**GIVEN TASK**
Search the material and gather each line with "złożenia" in it.
--- start MATERIAL SHOWN ---
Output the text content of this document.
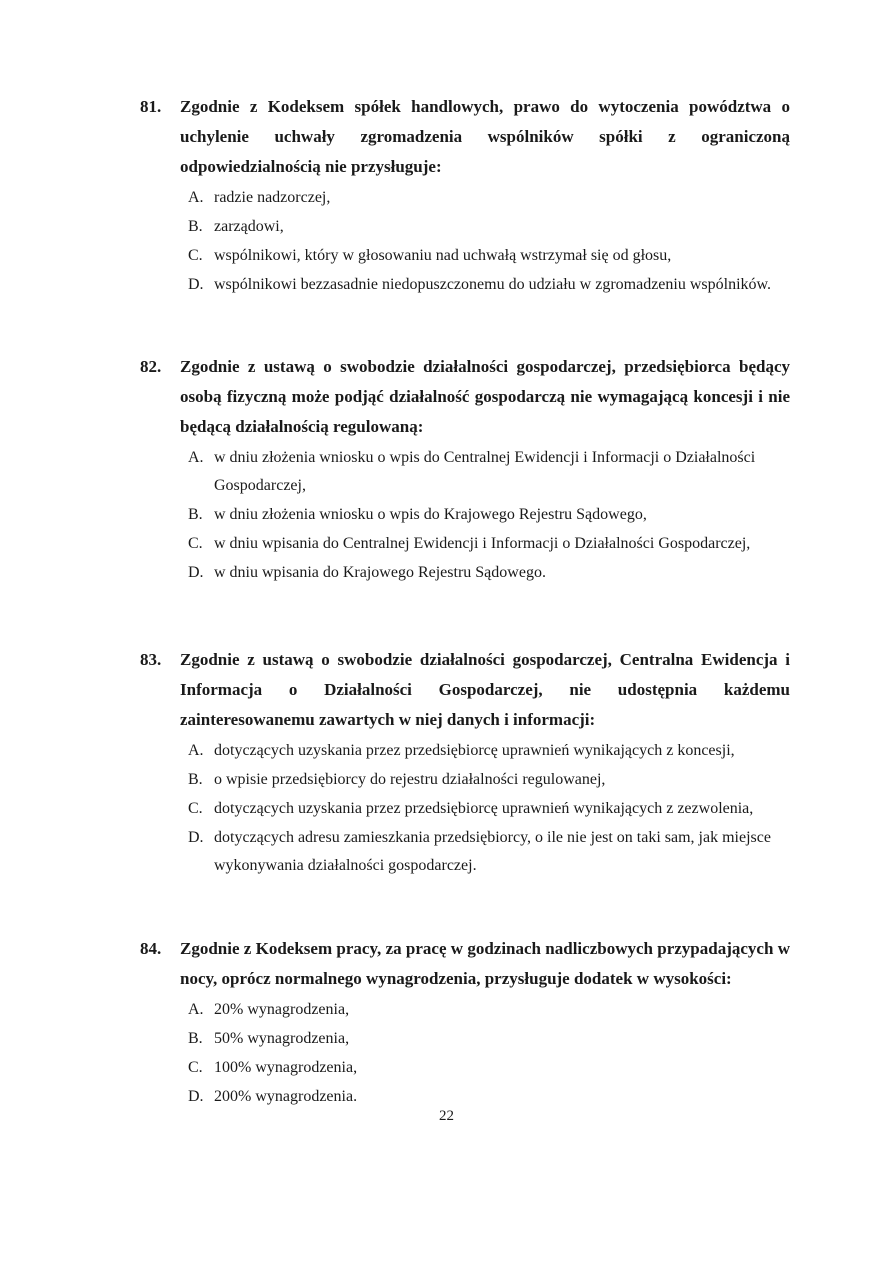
81.	Zgodnie z Kodeksem spółek handlowych, prawo do wytoczenia powództwa o uchylenie uchwały zgromadzenia wspólników spółki z ograniczoną odpowiedzialnością nie przysługuje:
A. radzie nadzorczej,
B. zarządowi,
C. wspólnikowi, który w głosowaniu nad uchwałą wstrzymał się od głosu,
D. wspólnikowi bezzasadnie niedopuszczonemu do udziału w zgromadzeniu wspólników.
82.	Zgodnie z ustawą o swobodzie działalności gospodarczej, przedsiębiorca będący osobą fizyczną może podjąć działalność gospodarczą nie wymagającą koncesji i nie będącą działalnością regulowaną:
A. w dniu złożenia wniosku o wpis do Centralnej Ewidencji i Informacji o Działalności Gospodarczej,
B. w dniu złożenia wniosku o wpis do Krajowego Rejestru Sądowego,
C. w dniu wpisania do Centralnej Ewidencji i Informacji o Działalności Gospodarczej,
D. w dniu wpisania do Krajowego Rejestru Sądowego.
83.	Zgodnie z ustawą o swobodzie działalności gospodarczej, Centralna Ewidencja i Informacja o Działalności Gospodarczej, nie udostępnia każdemu zainteresowanemu zawartych w niej danych i informacji:
A. dotyczących uzyskania przez przedsiębiorcę uprawnień wynikających z koncesji,
B. o wpisie przedsiębiorcy do rejestru działalności regulowanej,
C. dotyczących uzyskania przez przedsiębiorcę uprawnień wynikających z zezwolenia,
D. dotyczących adresu zamieszkania przedsiębiorcy, o ile nie jest on taki sam, jak miejsce wykonywania działalności gospodarczej.
84.	Zgodnie z Kodeksem pracy, za pracę w godzinach nadliczbowych przypadających w nocy, oprócz normalnego wynagrodzenia, przysługuje dodatek w wysokości:
A. 20% wynagrodzenia,
B. 50% wynagrodzenia,
C. 100% wynagrodzenia,
D. 200% wynagrodzenia.
22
--- end MATERIAL SHOWN ---
**EXERCISE RESPONSE**
A. w dniu złożenia wniosku o wpis do Centralnej Ewidencji i Informacji o Działalności Gospodarczej,
B. w dniu złożenia wniosku o wpis do Krajowego Rejestru Sądowego,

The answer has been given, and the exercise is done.